— What you should do —
Tally the lines below that contain the word "Anil", and give only that number.

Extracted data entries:
# # # #
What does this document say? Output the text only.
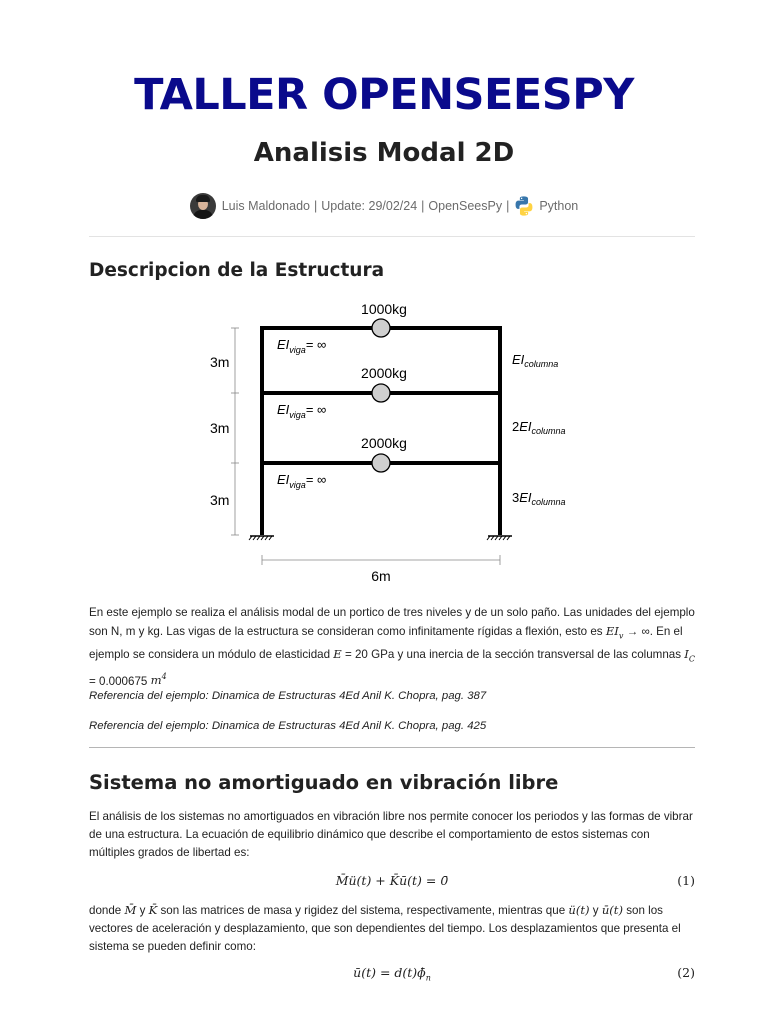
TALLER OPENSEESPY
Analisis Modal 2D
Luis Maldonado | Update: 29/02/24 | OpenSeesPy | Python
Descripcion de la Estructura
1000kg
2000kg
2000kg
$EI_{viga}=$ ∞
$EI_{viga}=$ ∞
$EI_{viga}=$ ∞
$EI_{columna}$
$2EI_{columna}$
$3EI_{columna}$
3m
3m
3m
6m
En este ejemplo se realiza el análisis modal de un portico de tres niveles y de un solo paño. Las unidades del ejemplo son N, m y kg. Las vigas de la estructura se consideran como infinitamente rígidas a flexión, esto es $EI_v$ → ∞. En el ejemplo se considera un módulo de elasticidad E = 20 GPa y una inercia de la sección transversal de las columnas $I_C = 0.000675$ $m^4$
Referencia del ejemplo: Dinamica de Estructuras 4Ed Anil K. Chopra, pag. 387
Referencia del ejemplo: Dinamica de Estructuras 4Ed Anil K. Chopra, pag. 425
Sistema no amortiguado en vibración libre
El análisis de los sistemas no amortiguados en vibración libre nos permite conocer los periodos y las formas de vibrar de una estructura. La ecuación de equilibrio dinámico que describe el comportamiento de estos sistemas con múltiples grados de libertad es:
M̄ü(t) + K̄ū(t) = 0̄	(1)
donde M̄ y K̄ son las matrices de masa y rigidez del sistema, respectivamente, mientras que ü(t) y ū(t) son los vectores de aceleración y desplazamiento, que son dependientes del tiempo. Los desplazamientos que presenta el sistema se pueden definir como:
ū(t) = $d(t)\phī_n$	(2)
# # # #
— The response —
2